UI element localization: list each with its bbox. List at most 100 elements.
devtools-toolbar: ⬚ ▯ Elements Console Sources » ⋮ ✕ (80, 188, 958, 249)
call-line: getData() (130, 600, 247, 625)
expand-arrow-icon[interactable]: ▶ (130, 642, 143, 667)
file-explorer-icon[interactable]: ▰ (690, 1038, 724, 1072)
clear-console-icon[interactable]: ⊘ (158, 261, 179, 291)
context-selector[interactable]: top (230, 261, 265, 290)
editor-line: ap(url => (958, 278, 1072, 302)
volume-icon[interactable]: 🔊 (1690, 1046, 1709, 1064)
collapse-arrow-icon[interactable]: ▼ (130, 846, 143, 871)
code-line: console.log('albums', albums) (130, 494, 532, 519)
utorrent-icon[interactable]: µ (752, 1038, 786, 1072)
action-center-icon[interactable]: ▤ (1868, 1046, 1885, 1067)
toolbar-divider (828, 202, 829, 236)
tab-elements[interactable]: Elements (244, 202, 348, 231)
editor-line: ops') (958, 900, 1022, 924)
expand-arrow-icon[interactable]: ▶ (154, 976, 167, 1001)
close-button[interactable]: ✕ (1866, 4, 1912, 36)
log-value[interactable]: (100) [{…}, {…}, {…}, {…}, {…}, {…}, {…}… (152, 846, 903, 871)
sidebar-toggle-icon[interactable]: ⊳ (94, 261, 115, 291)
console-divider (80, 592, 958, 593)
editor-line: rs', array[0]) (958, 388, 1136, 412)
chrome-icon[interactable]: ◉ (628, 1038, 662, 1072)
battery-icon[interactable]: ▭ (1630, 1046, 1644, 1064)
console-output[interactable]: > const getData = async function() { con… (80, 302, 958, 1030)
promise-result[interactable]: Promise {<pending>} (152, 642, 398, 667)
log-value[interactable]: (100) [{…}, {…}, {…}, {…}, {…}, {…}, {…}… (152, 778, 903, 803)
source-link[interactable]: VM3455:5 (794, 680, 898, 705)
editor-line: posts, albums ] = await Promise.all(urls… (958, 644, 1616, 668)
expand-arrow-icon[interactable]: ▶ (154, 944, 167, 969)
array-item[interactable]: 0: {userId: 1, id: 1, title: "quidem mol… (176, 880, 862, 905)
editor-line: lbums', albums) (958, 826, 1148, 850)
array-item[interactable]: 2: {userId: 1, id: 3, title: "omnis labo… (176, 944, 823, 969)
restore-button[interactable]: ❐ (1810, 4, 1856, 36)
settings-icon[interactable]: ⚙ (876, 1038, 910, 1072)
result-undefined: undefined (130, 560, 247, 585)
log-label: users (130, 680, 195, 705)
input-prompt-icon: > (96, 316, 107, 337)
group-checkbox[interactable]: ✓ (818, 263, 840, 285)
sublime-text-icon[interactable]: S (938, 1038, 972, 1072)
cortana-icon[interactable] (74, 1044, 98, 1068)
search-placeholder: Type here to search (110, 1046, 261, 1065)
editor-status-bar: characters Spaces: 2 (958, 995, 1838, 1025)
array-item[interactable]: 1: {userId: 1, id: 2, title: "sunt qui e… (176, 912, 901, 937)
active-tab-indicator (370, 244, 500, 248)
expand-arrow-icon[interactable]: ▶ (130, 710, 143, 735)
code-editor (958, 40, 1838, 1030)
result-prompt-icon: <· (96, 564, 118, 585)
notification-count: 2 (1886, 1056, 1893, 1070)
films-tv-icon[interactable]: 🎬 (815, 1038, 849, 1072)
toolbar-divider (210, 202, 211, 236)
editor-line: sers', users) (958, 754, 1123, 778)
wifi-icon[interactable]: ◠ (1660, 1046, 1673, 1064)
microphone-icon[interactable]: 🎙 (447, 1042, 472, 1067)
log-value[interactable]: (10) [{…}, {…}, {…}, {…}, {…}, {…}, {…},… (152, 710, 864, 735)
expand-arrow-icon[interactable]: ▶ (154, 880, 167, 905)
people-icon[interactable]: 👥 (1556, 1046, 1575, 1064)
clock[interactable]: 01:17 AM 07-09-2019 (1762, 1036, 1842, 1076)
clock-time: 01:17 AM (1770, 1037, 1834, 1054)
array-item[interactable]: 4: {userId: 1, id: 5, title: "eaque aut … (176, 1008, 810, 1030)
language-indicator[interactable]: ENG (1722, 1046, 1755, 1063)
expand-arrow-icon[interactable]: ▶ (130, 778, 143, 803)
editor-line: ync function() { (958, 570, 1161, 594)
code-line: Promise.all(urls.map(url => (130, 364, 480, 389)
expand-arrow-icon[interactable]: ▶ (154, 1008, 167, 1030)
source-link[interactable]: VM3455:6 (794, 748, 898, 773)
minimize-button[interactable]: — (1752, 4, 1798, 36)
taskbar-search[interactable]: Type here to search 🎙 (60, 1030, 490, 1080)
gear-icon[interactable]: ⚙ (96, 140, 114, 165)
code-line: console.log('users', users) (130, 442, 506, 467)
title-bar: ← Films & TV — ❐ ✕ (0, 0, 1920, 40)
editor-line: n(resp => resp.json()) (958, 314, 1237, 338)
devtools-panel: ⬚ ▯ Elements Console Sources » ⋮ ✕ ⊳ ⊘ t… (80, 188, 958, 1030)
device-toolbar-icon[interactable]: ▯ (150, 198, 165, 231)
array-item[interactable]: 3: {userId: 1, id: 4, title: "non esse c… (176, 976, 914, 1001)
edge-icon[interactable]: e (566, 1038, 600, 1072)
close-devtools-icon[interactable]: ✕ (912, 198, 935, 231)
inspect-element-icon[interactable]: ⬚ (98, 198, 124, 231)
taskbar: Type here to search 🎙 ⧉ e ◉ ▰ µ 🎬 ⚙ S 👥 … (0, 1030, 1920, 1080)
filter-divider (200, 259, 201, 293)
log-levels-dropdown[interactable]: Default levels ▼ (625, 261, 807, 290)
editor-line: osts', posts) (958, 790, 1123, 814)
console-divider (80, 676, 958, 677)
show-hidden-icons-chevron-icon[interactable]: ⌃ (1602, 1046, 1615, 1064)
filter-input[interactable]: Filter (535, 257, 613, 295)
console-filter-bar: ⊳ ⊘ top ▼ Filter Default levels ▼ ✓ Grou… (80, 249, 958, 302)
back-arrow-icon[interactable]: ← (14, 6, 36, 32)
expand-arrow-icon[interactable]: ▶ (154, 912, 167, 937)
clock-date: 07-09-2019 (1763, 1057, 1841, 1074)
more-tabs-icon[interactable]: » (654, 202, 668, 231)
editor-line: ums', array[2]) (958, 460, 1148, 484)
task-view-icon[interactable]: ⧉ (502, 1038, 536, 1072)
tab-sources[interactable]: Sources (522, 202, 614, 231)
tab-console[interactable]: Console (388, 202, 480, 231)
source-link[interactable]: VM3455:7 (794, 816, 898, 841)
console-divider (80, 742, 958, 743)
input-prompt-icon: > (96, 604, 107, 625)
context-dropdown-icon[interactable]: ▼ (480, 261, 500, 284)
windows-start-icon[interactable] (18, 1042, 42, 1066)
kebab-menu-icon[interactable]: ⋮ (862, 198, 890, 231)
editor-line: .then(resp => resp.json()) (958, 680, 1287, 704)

________________________________________

* YOUR TASK
Convert every line of the entries above into a Markdown table with the columns Number and Content, numbering the rows in order and omitting any blank lines.

* EXERCISE RESULT
| Number | Content |
|---|---|
| 1 | UI element localization: list each with its bbox. List at most 100 elements. |
| 2 | devtools-toolbar: ⬚ ▯ Elements Console Sources » ⋮ ✕ (80, 188, 958, 249) |
| 3 | call-line: getData() (130, 600, 247, 625) |
| 4 | expand-arrow-icon[interactable]: ▶ (130, 642, 143, 667) |
| 5 | file-explorer-icon[interactable]: ▰ (690, 1038, 724, 1072) |
| 6 | clear-console-icon[interactable]: ⊘ (158, 261, 179, 291) |
| 7 | context-selector[interactable]: top (230, 261, 265, 290) |
| 8 | editor-line: ap(url => (958, 278, 1072, 302) |
| 9 | volume-icon[interactable]: 🔊 (1690, 1046, 1709, 1064) |
| 10 | collapse-arrow-icon[interactable]: ▼ (130, 846, 143, 871) |
| 11 | code-line: console.log('albums', albums) (130, 494, 532, 519) |
| 12 | utorrent-icon[interactable]: µ (752, 1038, 786, 1072) |
| 13 | action-center-icon[interactable]: ▤ (1868, 1046, 1885, 1067) |
| 14 | toolbar-divider (828, 202, 829, 236) |
| 15 | tab-elements[interactable]: Elements (244, 202, 348, 231) |
| 16 | editor-line: ops') (958, 900, 1022, 924) |
| 17 | expand-arrow-icon[interactable]: ▶ (154, 976, 167, 1001) |
| 18 | close-button[interactable]: ✕ (1866, 4, 1912, 36) |
| 19 | log-value[interactable]: (100) [{…}, {…}, {…}, {…}, {…}, {…}, {…}… (152, 846, 903, 871) |
| 20 | sidebar-toggle-icon[interactable]: ⊳ (94, 261, 115, 291) |
| 21 | console-divider (80, 592, 958, 593) |
| 22 | editor-line: rs', array[0]) (958, 388, 1136, 412) |
| 23 | chrome-icon[interactable]: ◉ (628, 1038, 662, 1072) |
| 24 | battery-icon[interactable]: ▭ (1630, 1046, 1644, 1064) |
| 25 | console-output[interactable]: > const getData = async function() { con… (80, 302, 958, 1030) |
| 26 | promise-result[interactable]: Promise {<pending>} (152, 642, 398, 667) |
| 27 | log-value[interactable]: (100) [{…}, {…}, {…}, {…}, {…}, {…}, {…}… (152, 778, 903, 803) |
| 28 | source-link[interactable]: VM3455:5 (794, 680, 898, 705) |
| 29 | editor-line: posts, albums ] = await Promise.all(urls… (958, 644, 1616, 668) |
| 30 | expand-arrow-icon[interactable]: ▶ (154, 944, 167, 969) |
| 31 | array-item[interactable]: 0: {userId: 1, id: 1, title: "quidem mol… (176, 880, 862, 905) |
| 32 | editor-line: lbums', albums) (958, 826, 1148, 850) |
| 33 | array-item[interactable]: 2: {userId: 1, id: 3, title: "omnis labo… (176, 944, 823, 969) |
| 34 | restore-button[interactable]: ❐ (1810, 4, 1856, 36) |
| 35 | settings-icon[interactable]: ⚙ (876, 1038, 910, 1072) |
| 36 | result-undefined: undefined (130, 560, 247, 585) |
| 37 | log-label: users (130, 680, 195, 705) |
| 38 | input-prompt-icon: > (96, 316, 107, 337) |
| 39 | group-checkbox[interactable]: ✓ (818, 263, 840, 285) |
| 40 | sublime-text-icon[interactable]: S (938, 1038, 972, 1072) |
| 41 | cortana-icon[interactable] (74, 1044, 98, 1068) |
| 42 | search-placeholder: Type here to search (110, 1046, 261, 1065) |
| 43 | editor-status-bar: characters Spaces: 2 (958, 995, 1838, 1025) |
| 44 | array-item[interactable]: 1: {userId: 1, id: 2, title: "sunt qui e… (176, 912, 901, 937) |
| 45 | active-tab-indicator (370, 244, 500, 248) |
| 46 | expand-arrow-icon[interactable]: ▶ (130, 710, 143, 735) |
| 47 | code-editor (958, 40, 1838, 1030) |
| 48 | result-prompt-icon: <· (96, 564, 118, 585) |
| 49 | notification-count: 2 (1886, 1056, 1893, 1070) |
| 50 | films-tv-icon[interactable]: 🎬 (815, 1038, 849, 1072) |
| 51 | toolbar-divider (210, 202, 211, 236) |
| 52 | editor-line: sers', users) (958, 754, 1123, 778) |
| 53 | wifi-icon[interactable]: ◠ (1660, 1046, 1673, 1064) |
| 54 | microphone-icon[interactable]: 🎙 (447, 1042, 472, 1067) |
| 55 | log-value[interactable]: (10) [{…}, {…}, {…}, {…}, {…}, {…}, {…},… (152, 710, 864, 735) |
| 56 | expand-arrow-icon[interactable]: ▶ (154, 880, 167, 905) |
| 57 | people-icon[interactable]: 👥 (1556, 1046, 1575, 1064) |
| 58 | clock[interactable]: 01:17 AM 07-09-2019 (1762, 1036, 1842, 1076) |
| 59 | clock-time: 01:17 AM (1770, 1037, 1834, 1054) |
| 60 | array-item[interactable]: 4: {userId: 1, id: 5, title: "eaque aut … (176, 1008, 810, 1030) |
| 61 | language-indicator[interactable]: ENG (1722, 1046, 1755, 1063) |
| 62 | expand-arrow-icon[interactable]: ▶ (130, 778, 143, 803) |
| 63 | editor-line: ync function() { (958, 570, 1161, 594) |
| 64 | code-line: Promise.all(urls.map(url => (130, 364, 480, 389) |
| 65 | expand-arrow-icon[interactable]: ▶ (154, 1008, 167, 1030) |
| 66 | source-link[interactable]: VM3455:6 (794, 748, 898, 773) |
| 67 | minimize-button[interactable]: — (1752, 4, 1798, 36) |
| 68 | taskbar-search[interactable]: Type here to search 🎙 (60, 1030, 490, 1080) |
| 69 | gear-icon[interactable]: ⚙ (96, 140, 114, 165) |
| 70 | code-line: console.log('users', users) (130, 442, 506, 467) |
| 71 | title-bar: ← Films & TV — ❐ ✕ (0, 0, 1920, 40) |
| 72 | editor-line: n(resp => resp.json()) (958, 314, 1237, 338) |
| 73 | devtools-panel: ⬚ ▯ Elements Console Sources » ⋮ ✕ ⊳ ⊘ t… (80, 188, 958, 1030) |
| 74 | device-toolbar-icon[interactable]: ▯ (150, 198, 165, 231) |
| 75 | array-item[interactable]: 3: {userId: 1, id: 4, title: "non esse c… (176, 976, 914, 1001) |
| 76 | edge-icon[interactable]: e (566, 1038, 600, 1072) |
| 77 | close-devtools-icon[interactable]: ✕ (912, 198, 935, 231) |
| 78 | inspect-element-icon[interactable]: ⬚ (98, 198, 124, 231) |
| 79 | taskbar: Type here to search 🎙 ⧉ e ◉ ▰ µ 🎬 ⚙ S 👥 … (0, 1030, 1920, 1080) |
| 80 | filter-divider (200, 259, 201, 293) |
| 81 | log-levels-dropdown[interactable]: Default levels ▼ (625, 261, 807, 290) |
| 82 | editor-line: osts', posts) (958, 790, 1123, 814) |
| 83 | console-divider (80, 676, 958, 677) |
| 84 | show-hidden-icons-chevron-icon[interactable]: ⌃ (1602, 1046, 1615, 1064) |
| 85 | filter-input[interactable]: Filter (535, 257, 613, 295) |
| 86 | console-filter-bar: ⊳ ⊘ top ▼ Filter Default levels ▼ ✓ Grou… (80, 249, 958, 302) |
| 87 | back-arrow-icon[interactable]: ← (14, 6, 36, 32) |
| 88 | expand-arrow-icon[interactable]: ▶ (154, 912, 167, 937) |
| 89 | clock-date: 07-09-2019 (1763, 1057, 1841, 1074) |
| 90 | more-tabs-icon[interactable]: » (654, 202, 668, 231) |
| 91 | editor-line: ums', array[2]) (958, 460, 1148, 484) |
| 92 | task-view-icon[interactable]: ⧉ (502, 1038, 536, 1072) |
| 93 | tab-sources[interactable]: Sources (522, 202, 614, 231) |
| 94 | tab-console[interactable]: Console (388, 202, 480, 231) |
| 95 | source-link[interactable]: VM3455:7 (794, 816, 898, 841) |
| 96 | console-divider (80, 742, 958, 743) |
| 97 | input-prompt-icon: > (96, 604, 107, 625) |
| 98 | context-dropdown-icon[interactable]: ▼ (480, 261, 500, 284) |
| 99 | windows-start-icon[interactable] (18, 1042, 42, 1066) |
| 100 | kebab-menu-icon[interactable]: ⋮ (862, 198, 890, 231) |
| 101 | editor-line: .then(resp => resp.json()) (958, 680, 1287, 704) |